■ **Exercise instructions**
Each line below is to be written out in full, exactly as shown.

■ **Materials provided**
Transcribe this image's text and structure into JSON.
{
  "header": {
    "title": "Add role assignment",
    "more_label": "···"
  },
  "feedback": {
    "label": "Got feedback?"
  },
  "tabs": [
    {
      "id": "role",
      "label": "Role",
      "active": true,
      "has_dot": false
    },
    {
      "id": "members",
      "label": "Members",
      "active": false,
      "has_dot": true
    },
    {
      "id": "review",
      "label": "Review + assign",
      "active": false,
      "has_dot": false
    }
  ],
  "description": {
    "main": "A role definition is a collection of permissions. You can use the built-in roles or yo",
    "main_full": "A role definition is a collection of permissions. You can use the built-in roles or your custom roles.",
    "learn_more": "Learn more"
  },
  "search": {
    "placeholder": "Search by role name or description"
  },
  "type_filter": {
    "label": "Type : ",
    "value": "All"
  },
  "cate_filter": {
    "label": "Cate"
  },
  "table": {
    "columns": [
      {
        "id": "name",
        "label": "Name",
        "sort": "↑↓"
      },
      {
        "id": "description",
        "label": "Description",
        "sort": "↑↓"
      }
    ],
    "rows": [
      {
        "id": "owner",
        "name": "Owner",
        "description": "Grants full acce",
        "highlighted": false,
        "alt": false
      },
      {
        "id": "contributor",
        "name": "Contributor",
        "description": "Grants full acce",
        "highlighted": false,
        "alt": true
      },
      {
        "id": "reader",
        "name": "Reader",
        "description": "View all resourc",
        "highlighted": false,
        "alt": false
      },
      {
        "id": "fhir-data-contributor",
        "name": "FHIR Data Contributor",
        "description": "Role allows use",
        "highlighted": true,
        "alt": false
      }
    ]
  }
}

■ **Task result**
Transcribe this image's text and structure into JSON.
{
  "header": {
    "title": "Add role assignment",
    "more_label": "···"
  },
  "feedback": {
    "label": "Got feedback?"
  },
  "tabs": [
    {
      "id": "role",
      "label": "Role",
      "active": true,
      "has_dot": false
    },
    {
      "id": "members",
      "label": "Members",
      "active": false,
      "has_dot": true
    },
    {
      "id": "review",
      "label": "Review + assign",
      "active": false,
      "has_dot": false
    }
  ],
  "description": {
    "main": "A role definition is a collection of permissions. You can use the built-in roles or yo",
    "main_full": "A role definition is a collection of permissions. You can use the built-in roles or your custom roles.",
    "learn_more": "Learn more"
  },
  "search": {
    "placeholder": "Search by role name or description"
  },
  "type_filter": {
    "label": "Type : ",
    "value": "All"
  },
  "cate_filter": {
    "label": "Cate"
  },
  "table": {
    "columns": [
      {
        "id": "name",
        "label": "Name",
        "sort": "↑↓"
      },
      {
        "id": "description",
        "label": "Description",
        "sort": "↑↓"
      }
    ],
    "rows": [
      {
        "id": "owner",
        "name": "Owner",
        "description": "Grants full acce",
        "highlighted": false,
        "alt": false
      },
      {
        "id": "contributor",
        "name": "Contributor",
        "description": "Grants full acce",
        "highlighted": false,
        "alt": true
      },
      {
        "id": "reader",
        "name": "Reader",
        "description": "View all resourc",
        "highlighted": false,
        "alt": false
      },
      {
        "id": "fhir-data-contributor",
        "name": "FHIR Data Contributor",
        "description": "Role allows use",
        "highlighted": true,
        "alt": false
      }
    ]
  }
}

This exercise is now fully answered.